# REQUIREMENT 1
Copy the article on Jogimatti forest from "While tiger tourism" to "verge of extinction.", swapping "windmills" for "wind turbines" everywhere it appears.
# REQUIREMENT 2
In the article on Jogimatti forest, how many steps do tourists have to climb to reach the temple near the travellers' bungalow?
[SUPPLIED PASSAGE — start]
Forest tales

CONSERVATION

Forest tales

While tiger tourism is being hotly debated in conservation circles today, Jogimatti reserve forest area, once a tiger habitat, is now under the scanner.

The Jogimatti reserve forest area, which covers an area of 10,048.97 hectares and is spread across three taluks, Chitradurga, Holalkere and Hiriyur, is not only home to rich fauna such as the sloth bear and a variety of birds including the peacock, but also houses plants with medicinal value.

But owing to increasing urbanisation and installation of windmills around the area, the rich flora and fauna of the region is on the verge of extinction.

Forest Department officials in Chitradurga district have submitted a proposal urging the State government to declare the reserve forest a wildlife sanctuary, so that appropriate conservation measures are taken.


Following a detailed study of the forest area, officials of the Forest Department submitted the same to the State government in April. The proposal is pending in front of the State government for approval. If all goes well, the Jogimatti reserve forest area will soon be declared a wildlife sanctuary. This forest is also part of a drought-hit area. Factors such as frequent drought and other environmental pressures like wild fires, hunting, grazing of cattle and installation of windmills are threatening wildlife.


With hundreds of windmills installed in the forest area, the Forest Department points out, bird movement is affected. Also, the incidence of hu­m­an-animal conflict has increased.

The number of crop damage cases has also gone up. The wildlife sanctuary tag is therefore important, according to the Forest department’s proposal. Deputy Conservator of Forests, Chitradurga, S Kumaraswamy endorses this proposal. “To protect wildlife in the region, it is necessary to declare Jogimatti forest a wildlife sanctuary. Marikanive of Hiriyur should also be included in the list,” says Kumaraswamy.


The hill beckons


With its lush green cover, Jogimatti is among the most beautiful hill stations in the State. It is located at a distance of 10 km south of Chitradurga and is 1,323 metres above sea level. Jogimatti hill reserve forest area was named after a jogi (saint) who was well known for his social service. The forest area typically attracts tourists, environmentalists, wildlife lovers, researchers and trekkers.


With diverse kinds of species like the leopard, black buck, bear, rabbit, peacock, and medicinal plants, Jogimatti is a biodiversity hub. This forest was also known for its tiger population. Till 1950, it was a tiger habitat. But with encroachment of forest area, the numbers have dwindled, point out forest officials.

“If the tiger lives in the forest, it is a symbol of balance in nature. If the tiger lives in the forest, it is an indication that there are other species in the forest too. The tiger occupies the first spot in the food chain,” forest officials explain.


Jogimatti hill station is also known as the Ooty of these parts, thanks to its cool weather and mist. The road that leads one into the Jogimatti forest is a winding one, and makes for a pleasant experience for tourists.

There is a travellers’ bungalow, built by the British, on top of the hill station. This 102-year-old bungalow is a huge tourist attraction.  Near the travellers’ bungalow is a small temple built in memory of the saint who lived here. Tourists have to climb 155 steps to visit the temple. Flocks of peacocks are in the vicinity of the temple. Jogimatti forest is also known for its waterfall, Himavatkedara.


There is a natural cave here, with a shiva linga and idols of Veerabhadra and Basavanna. Jogimatti forest area has a small zoo as well and an ecotourism adventure centre. The area it is located in is called Adumalleshwar and is surrounded by Chinnamuladri Hills. The adventure centre also educates people on the importance of conservation.
[SUPPLIED PASSAGE — finish]
[GIVEN RECORDS — start]
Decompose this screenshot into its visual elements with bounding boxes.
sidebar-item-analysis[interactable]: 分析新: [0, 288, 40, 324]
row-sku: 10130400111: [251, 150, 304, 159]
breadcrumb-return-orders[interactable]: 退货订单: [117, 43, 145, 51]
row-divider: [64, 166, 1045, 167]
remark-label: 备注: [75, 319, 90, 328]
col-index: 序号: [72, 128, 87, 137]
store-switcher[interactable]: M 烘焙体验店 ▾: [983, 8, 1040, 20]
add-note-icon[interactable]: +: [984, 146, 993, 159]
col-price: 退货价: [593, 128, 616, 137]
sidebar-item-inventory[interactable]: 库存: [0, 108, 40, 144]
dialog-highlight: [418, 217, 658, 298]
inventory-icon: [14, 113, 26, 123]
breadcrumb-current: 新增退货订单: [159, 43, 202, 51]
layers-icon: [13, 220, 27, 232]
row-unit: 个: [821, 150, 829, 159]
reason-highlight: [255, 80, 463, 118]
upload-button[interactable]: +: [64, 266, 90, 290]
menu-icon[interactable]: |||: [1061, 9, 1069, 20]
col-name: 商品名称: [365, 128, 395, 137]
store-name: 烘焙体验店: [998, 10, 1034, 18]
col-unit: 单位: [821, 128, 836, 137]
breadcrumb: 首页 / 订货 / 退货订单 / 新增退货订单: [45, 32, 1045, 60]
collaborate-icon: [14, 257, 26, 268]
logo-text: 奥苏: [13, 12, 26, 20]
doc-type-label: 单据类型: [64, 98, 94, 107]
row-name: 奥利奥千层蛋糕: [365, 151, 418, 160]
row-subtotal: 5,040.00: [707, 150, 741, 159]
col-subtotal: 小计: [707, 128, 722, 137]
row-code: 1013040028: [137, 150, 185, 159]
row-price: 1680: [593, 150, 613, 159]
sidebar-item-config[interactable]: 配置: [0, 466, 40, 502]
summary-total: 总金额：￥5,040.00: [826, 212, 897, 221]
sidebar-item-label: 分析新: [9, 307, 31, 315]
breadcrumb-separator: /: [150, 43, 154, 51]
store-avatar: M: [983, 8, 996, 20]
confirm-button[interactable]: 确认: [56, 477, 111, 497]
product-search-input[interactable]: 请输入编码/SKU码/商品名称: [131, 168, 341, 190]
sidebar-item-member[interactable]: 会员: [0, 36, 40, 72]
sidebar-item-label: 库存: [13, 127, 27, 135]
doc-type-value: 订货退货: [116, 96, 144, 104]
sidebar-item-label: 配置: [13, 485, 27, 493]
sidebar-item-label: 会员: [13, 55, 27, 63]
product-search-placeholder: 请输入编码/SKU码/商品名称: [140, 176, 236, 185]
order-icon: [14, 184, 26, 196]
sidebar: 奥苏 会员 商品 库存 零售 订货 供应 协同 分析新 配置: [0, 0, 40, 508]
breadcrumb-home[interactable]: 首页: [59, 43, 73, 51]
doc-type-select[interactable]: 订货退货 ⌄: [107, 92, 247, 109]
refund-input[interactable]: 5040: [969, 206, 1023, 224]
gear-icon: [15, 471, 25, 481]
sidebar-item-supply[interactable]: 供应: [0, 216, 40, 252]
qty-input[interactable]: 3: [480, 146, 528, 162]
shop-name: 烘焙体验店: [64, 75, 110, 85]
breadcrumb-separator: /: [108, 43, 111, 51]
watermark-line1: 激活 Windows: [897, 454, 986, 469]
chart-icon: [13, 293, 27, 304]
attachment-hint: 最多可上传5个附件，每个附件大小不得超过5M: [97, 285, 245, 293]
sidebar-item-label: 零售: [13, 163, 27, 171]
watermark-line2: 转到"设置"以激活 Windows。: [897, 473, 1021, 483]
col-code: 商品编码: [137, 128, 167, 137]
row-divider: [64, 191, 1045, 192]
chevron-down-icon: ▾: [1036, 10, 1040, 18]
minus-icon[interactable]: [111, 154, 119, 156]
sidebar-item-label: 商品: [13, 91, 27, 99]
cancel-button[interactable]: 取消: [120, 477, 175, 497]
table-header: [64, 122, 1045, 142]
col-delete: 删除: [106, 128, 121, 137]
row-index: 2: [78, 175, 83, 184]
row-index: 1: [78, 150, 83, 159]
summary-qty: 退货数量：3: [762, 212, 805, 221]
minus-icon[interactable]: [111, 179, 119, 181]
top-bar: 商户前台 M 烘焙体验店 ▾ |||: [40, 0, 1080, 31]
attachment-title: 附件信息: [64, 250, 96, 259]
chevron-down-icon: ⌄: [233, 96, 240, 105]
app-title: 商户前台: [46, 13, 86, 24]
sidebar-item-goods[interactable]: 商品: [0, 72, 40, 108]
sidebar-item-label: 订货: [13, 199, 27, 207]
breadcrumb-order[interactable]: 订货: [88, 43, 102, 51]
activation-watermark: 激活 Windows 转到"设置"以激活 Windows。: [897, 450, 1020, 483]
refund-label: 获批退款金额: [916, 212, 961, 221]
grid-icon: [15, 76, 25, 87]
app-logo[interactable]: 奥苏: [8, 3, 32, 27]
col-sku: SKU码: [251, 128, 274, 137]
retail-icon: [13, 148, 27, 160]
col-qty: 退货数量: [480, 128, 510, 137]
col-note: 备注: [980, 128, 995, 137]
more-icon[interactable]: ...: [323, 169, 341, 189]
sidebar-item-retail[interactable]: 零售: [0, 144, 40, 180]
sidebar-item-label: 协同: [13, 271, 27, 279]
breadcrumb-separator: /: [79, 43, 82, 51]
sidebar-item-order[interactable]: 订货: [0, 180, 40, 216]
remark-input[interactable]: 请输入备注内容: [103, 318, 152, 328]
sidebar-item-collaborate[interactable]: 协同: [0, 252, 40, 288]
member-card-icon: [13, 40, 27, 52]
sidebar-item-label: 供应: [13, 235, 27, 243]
[GIVEN RECORDS — finish]
# TASK RESULT 1
While tiger tourism is being hotly debated in conservation circles today, Jogimatti reserve forest area, once a tiger habitat, is now under the scanner.

The Jogimatti reserve forest area, which covers an area of 10,048.97 hectares and is spread across three taluks, Chitradurga, Holalkere and Hiriyur, is not only home to rich fauna such as the sloth bear and a variety of birds including the peacock, but also houses plants with medicinal value.

But owing to increasing urbanisation and installation of wind turbines around the area, the rich flora and fauna of the region is on the verge of extinction.

# TASK RESULT 2
155 steps.